---------- Data extract ----------
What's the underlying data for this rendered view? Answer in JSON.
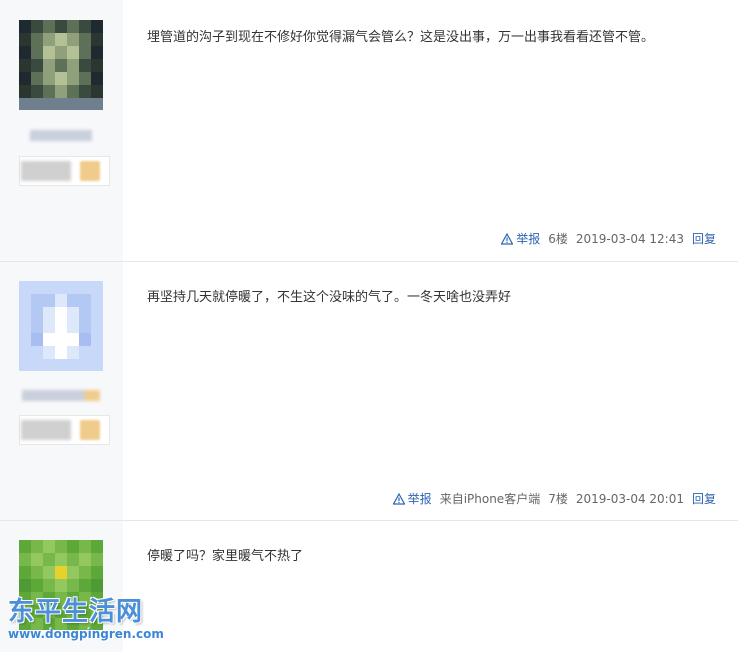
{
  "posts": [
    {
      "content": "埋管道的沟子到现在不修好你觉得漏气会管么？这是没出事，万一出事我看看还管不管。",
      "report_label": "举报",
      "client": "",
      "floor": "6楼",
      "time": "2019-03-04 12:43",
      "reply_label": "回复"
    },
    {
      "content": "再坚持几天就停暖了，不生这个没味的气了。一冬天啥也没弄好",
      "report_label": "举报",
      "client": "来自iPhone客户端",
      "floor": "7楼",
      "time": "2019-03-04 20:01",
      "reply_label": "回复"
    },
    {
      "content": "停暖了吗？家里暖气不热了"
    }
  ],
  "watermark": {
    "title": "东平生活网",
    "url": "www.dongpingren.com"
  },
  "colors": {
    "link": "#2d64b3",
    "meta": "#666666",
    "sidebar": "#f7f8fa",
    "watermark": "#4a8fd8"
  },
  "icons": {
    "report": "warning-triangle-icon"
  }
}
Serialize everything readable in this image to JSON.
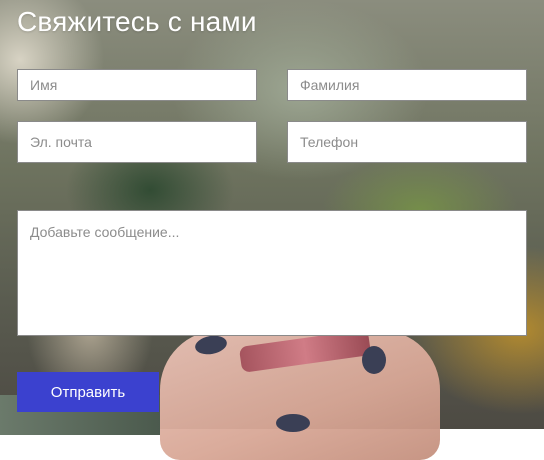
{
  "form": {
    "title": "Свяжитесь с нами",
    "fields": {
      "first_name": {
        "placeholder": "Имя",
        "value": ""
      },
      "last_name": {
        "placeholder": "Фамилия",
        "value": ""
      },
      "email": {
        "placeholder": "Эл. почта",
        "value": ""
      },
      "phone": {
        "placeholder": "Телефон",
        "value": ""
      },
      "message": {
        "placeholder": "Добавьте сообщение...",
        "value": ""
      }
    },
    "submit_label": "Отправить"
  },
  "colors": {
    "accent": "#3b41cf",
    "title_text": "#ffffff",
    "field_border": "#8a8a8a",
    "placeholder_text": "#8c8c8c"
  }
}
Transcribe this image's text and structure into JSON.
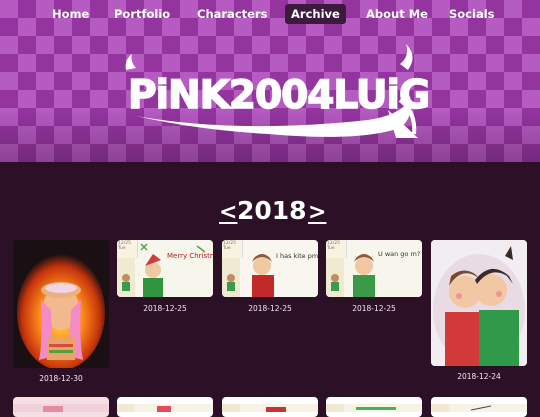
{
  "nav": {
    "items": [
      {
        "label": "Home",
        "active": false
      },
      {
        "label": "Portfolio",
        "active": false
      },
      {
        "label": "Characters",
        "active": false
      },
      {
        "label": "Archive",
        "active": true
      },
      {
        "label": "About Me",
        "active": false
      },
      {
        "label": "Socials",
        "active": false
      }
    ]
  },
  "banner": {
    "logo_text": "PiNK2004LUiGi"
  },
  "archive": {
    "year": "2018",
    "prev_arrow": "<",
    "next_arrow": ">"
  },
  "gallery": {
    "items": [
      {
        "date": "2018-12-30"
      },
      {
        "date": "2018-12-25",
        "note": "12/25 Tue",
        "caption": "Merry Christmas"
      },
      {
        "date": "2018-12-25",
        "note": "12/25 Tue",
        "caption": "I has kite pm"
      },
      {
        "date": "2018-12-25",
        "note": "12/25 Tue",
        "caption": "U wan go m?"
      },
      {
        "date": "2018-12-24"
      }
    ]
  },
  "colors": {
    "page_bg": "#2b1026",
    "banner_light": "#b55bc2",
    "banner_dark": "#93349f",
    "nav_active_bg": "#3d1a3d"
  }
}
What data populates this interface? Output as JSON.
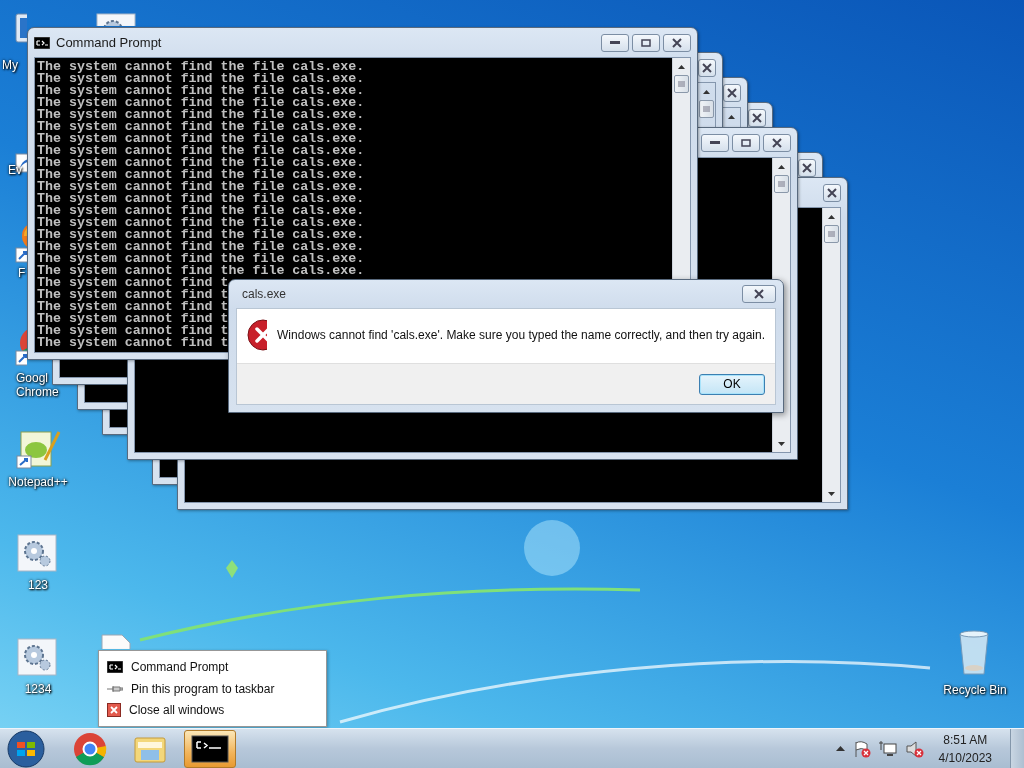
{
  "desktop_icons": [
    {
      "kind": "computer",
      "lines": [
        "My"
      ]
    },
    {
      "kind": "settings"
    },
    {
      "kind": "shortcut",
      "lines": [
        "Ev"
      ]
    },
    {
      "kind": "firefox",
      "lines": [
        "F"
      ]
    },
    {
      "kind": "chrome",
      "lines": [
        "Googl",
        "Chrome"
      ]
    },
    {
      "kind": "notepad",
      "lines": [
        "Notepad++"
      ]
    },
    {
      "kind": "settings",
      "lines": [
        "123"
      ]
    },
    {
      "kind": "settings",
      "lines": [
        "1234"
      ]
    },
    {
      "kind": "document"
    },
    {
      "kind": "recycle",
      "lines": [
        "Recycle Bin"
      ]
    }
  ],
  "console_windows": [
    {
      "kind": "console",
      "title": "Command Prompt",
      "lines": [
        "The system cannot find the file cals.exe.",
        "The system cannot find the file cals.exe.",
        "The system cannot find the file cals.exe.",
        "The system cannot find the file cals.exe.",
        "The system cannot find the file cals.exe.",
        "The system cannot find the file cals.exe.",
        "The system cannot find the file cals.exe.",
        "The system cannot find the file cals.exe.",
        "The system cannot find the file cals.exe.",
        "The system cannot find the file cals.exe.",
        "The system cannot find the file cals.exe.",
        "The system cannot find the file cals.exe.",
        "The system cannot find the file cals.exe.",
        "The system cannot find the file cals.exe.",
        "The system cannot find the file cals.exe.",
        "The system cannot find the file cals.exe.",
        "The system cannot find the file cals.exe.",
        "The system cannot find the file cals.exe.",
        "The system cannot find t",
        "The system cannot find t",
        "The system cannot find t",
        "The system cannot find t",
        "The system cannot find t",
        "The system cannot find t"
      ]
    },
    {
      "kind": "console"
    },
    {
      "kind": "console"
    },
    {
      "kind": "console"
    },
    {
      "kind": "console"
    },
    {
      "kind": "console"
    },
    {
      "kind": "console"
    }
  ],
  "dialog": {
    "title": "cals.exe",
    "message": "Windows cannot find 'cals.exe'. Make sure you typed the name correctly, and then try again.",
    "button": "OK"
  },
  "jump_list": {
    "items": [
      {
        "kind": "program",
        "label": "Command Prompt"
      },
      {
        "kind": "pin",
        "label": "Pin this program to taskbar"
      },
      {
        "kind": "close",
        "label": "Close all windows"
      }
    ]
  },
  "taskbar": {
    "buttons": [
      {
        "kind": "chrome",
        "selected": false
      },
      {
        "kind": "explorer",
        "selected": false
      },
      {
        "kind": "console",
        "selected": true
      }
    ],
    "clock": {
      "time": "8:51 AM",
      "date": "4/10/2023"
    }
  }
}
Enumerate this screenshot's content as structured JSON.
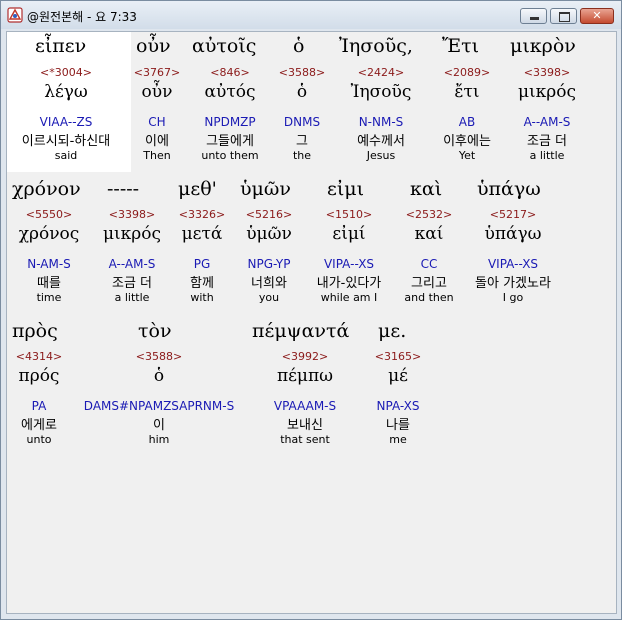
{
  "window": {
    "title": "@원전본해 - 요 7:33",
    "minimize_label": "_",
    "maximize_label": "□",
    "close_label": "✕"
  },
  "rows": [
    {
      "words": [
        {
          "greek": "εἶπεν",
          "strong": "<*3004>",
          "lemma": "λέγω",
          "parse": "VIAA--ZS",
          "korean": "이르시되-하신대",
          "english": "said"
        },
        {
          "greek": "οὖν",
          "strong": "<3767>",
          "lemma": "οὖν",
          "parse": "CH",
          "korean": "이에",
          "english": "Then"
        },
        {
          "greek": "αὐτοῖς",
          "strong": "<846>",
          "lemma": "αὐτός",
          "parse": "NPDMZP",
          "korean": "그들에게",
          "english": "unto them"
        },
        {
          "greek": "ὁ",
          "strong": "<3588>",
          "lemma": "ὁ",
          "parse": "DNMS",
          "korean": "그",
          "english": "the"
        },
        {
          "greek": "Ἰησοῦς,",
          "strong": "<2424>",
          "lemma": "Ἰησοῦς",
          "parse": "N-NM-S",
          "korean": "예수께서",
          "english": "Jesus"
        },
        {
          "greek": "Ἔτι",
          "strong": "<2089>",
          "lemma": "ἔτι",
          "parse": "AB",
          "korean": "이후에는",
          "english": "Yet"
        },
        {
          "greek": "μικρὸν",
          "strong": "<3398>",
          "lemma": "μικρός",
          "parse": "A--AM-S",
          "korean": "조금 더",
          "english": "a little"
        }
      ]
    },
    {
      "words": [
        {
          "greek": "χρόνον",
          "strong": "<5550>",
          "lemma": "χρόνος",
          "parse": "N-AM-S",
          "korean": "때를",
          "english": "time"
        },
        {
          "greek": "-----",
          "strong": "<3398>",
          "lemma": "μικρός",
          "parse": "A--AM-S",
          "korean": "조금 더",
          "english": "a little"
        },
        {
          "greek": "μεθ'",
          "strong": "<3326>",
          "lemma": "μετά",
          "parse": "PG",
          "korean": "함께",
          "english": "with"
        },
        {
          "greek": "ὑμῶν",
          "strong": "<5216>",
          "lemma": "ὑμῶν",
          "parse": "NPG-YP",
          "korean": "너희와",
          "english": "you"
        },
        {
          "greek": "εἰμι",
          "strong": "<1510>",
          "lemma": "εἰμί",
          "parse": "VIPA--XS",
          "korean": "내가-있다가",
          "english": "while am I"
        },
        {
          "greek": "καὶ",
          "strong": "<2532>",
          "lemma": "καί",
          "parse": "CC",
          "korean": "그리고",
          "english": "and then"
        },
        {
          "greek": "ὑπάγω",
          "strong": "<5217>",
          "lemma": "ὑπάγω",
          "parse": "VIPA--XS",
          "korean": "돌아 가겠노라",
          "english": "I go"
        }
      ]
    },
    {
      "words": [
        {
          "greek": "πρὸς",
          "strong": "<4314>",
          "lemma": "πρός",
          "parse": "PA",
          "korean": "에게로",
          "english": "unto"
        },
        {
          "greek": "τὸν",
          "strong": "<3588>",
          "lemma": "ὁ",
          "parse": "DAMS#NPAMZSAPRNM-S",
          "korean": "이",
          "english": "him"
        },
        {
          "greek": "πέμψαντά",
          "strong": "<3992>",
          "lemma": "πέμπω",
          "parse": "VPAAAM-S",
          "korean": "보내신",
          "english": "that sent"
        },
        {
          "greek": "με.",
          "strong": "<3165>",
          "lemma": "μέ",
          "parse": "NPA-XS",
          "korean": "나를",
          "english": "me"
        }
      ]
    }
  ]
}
----------
**The problem**
Report all lines of the data that include the word "What".

**Exercise response**
What's the underlying data for this rendered view? Answer in JSON.
What data populates this interface? Output as JSON.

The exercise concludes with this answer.